### [Task objective]
Copy each line that holds "ORAZ".

### [Data section]
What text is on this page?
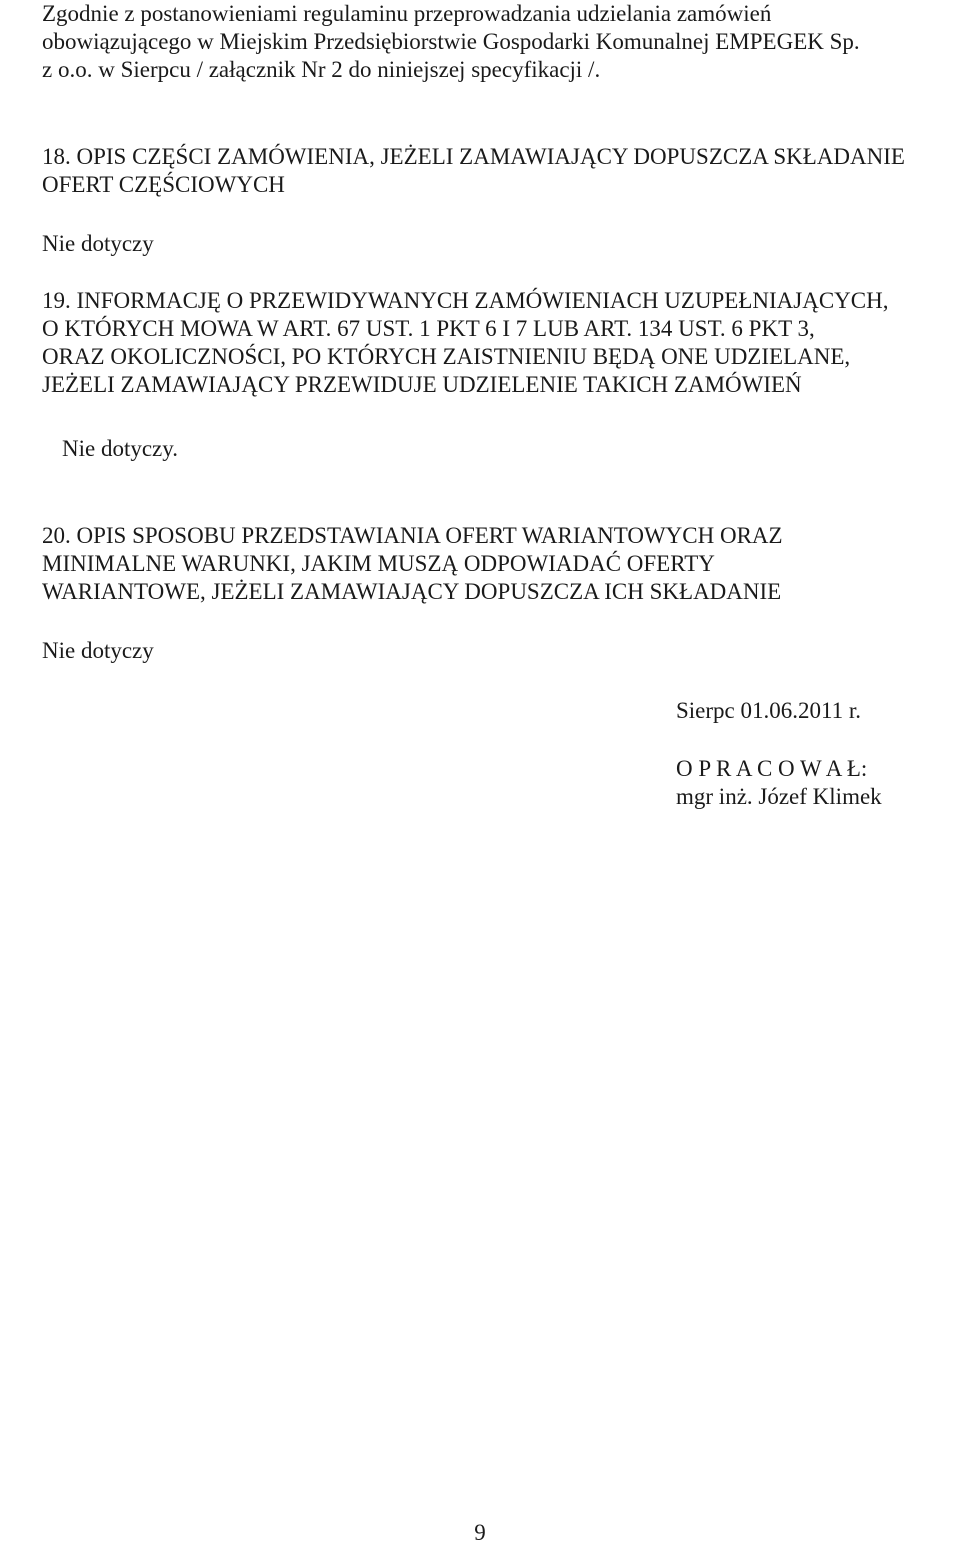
Zgodnie z postanowieniami regulaminu przeprowadzania udzielania zamówień
obowiązującego w Miejskim Przedsiębiorstwie Gospodarki Komunalnej EMPEGEK Sp.
z o.o. w Sierpcu / załącznik Nr 2 do niniejszej specyfikacji /.

18. OPIS CZĘŚCI ZAMÓWIENIA, JEŻELI ZAMAWIAJĄCY DOPUSZCZA SKŁADANIE
OFERT CZĘŚCIOWYCH

Nie dotyczy

19. INFORMACJĘ O PRZEWIDYWANYCH ZAMÓWIENIACH UZUPEŁNIAJĄCYCH,
O KTÓRYCH MOWA W ART. 67 UST. 1 PKT 6 I 7 LUB ART. 134 UST. 6 PKT 3,
ORAZ OKOLICZNOŚCI, PO KTÓRYCH ZAISTNIENIU BĘDĄ ONE UDZIELANE,
JEŻELI ZAMAWIAJĄCY PRZEWIDUJE UDZIELENIE TAKICH ZAMÓWIEŃ

Nie dotyczy.

20. OPIS SPOSOBU PRZEDSTAWIANIA OFERT WARIANTOWYCH ORAZ
MINIMALNE WARUNKI, JAKIM MUSZĄ ODPOWIADAĆ OFERTY
WARIANTOWE, JEŻELI ZAMAWIAJĄCY DOPUSZCZA ICH SKŁADANIE

Nie dotyczy

Sierpc 01.06.2011 r.
O P R A C O W A Ł:
mgr inż. Józef Klimek
9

### [Response below]
ORAZ OKOLICZNOŚCI, PO KTÓRYCH ZAISTNIENIU BĘDĄ ONE UDZIELANE,
20. OPIS SPOSOBU PRZEDSTAWIANIA OFERT WARIANTOWYCH ORAZ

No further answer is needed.